• What to work on:
Repeat every record below exactly as written.

### Data

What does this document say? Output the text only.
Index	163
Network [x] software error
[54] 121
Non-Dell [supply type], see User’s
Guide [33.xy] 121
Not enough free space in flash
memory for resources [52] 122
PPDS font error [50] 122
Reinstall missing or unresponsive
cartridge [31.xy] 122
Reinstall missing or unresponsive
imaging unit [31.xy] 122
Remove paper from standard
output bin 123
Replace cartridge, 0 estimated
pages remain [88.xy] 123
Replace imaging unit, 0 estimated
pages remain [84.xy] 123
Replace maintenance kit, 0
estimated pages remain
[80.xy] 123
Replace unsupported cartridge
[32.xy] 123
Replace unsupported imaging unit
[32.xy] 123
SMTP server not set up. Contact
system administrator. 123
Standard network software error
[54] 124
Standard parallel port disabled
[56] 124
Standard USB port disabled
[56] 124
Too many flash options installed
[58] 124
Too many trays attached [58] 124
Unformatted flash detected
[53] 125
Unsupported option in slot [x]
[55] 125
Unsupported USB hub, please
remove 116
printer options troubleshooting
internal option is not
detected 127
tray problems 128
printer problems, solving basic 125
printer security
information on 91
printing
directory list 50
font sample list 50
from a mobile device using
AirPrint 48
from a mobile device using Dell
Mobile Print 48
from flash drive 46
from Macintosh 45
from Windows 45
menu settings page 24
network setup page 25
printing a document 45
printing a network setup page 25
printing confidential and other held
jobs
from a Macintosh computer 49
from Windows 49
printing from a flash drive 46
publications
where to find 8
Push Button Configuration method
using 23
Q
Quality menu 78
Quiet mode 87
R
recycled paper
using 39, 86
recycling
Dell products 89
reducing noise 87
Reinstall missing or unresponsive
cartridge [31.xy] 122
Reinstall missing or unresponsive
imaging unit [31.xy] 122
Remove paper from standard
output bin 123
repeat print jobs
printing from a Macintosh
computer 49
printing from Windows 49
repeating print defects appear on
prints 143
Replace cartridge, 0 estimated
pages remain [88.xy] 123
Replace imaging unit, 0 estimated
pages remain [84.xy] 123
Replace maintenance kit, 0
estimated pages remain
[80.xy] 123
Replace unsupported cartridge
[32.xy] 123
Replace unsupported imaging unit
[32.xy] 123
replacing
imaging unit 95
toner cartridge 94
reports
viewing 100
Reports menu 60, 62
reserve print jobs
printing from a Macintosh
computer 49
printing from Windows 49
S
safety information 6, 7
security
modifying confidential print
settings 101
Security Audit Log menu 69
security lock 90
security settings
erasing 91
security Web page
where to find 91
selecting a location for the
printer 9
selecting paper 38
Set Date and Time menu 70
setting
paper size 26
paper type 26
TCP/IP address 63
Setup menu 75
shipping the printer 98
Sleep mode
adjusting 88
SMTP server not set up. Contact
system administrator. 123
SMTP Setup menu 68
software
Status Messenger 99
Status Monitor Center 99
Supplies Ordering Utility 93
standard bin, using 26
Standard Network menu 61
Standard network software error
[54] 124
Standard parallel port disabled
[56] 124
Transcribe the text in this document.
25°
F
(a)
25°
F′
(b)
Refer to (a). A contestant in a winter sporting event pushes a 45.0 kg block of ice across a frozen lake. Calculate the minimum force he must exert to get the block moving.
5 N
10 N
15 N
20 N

######

• Correct output:
What does this document say? Output the text only.
Index	163
Network [x] software error
[54] 121
Non-Dell [supply type], see User’s
Guide [33.xy] 121
Not enough free space in flash
memory for resources [52] 122
PPDS font error [50] 122
Reinstall missing or unresponsive
cartridge [31.xy] 122
Reinstall missing or unresponsive
imaging unit [31.xy] 122
Remove paper from standard
output bin 123
Replace cartridge, 0 estimated
pages remain [88.xy] 123
Replace imaging unit, 0 estimated
pages remain [84.xy] 123
Replace maintenance kit, 0
estimated pages remain
[80.xy] 123
Replace unsupported cartridge
[32.xy] 123
Replace unsupported imaging unit
[32.xy] 123
SMTP server not set up. Contact
system administrator. 123
Standard network software error
[54] 124
Standard parallel port disabled
[56] 124
Standard USB port disabled
[56] 124
Too many flash options installed
[58] 124
Too many trays attached [58] 124
Unformatted flash detected
[53] 125
Unsupported option in slot [x]
[55] 125
Unsupported USB hub, please
remove 116
printer options troubleshooting
internal option is not
detected 127
tray problems 128
printer problems, solving basic 125
printer security
information on 91
printing
directory list 50
font sample list 50
from a mobile device using
AirPrint 48
from a mobile device using Dell
Mobile Print 48
from flash drive 46
from Macintosh 45
from Windows 45
menu settings page 24
network setup page 25
printing a document 45
printing a network setup page 25
printing confidential and other held
jobs
from a Macintosh computer 49
from Windows 49
printing from a flash drive 46
publications
where to find 8
Push Button Configuration method
using 23
Q
Quality menu 78
Quiet mode 87
R
recycled paper
using 39, 86
recycling
Dell products 89
reducing noise 87
Reinstall missing or unresponsive
cartridge [31.xy] 122
Reinstall missing or unresponsive
imaging unit [31.xy] 122
Remove paper from standard
output bin 123
repeat print jobs
printing from a Macintosh
computer 49
printing from Windows 49
repeating print defects appear on
prints 143
Replace cartridge, 0 estimated
pages remain [88.xy] 123
Replace imaging unit, 0 estimated
pages remain [84.xy] 123
Replace maintenance kit, 0
estimated pages remain
[80.xy] 123
Replace unsupported cartridge
[32.xy] 123
Replace unsupported imaging unit
[32.xy] 123
replacing
imaging unit 95
toner cartridge 94
reports
viewing 100
Reports menu 60, 62
reserve print jobs
printing from a Macintosh
computer 49
printing from Windows 49
S
safety information 6, 7
security
modifying confidential print
settings 101
Security Audit Log menu 69
security lock 90
security settings
erasing 91
security Web page
where to find 91
selecting a location for the
printer 9
selecting paper 38
Set Date and Time menu 70
setting
paper size 26
paper type 26
TCP/IP address 63
Setup menu 75
shipping the printer 98
Sleep mode
adjusting 88
SMTP server not set up. Contact
system administrator. 123
SMTP Setup menu 68
software
Status Messenger 99
Status Monitor Center 99
Supplies Ordering Utility 93
standard bin, using 26
Standard Network menu 61
Standard network software error
[54] 124
Standard parallel port disabled
[56] 124
Transcribe the text in this document.
25°
F
(a)
25°
F′
(b)
Refer to (a). A contestant in a winter sporting event pushes a 45.0 kg block of ice across a frozen lake. Calculate the minimum force he must exert to get the block moving.
5 N
10 N
15 N
20 N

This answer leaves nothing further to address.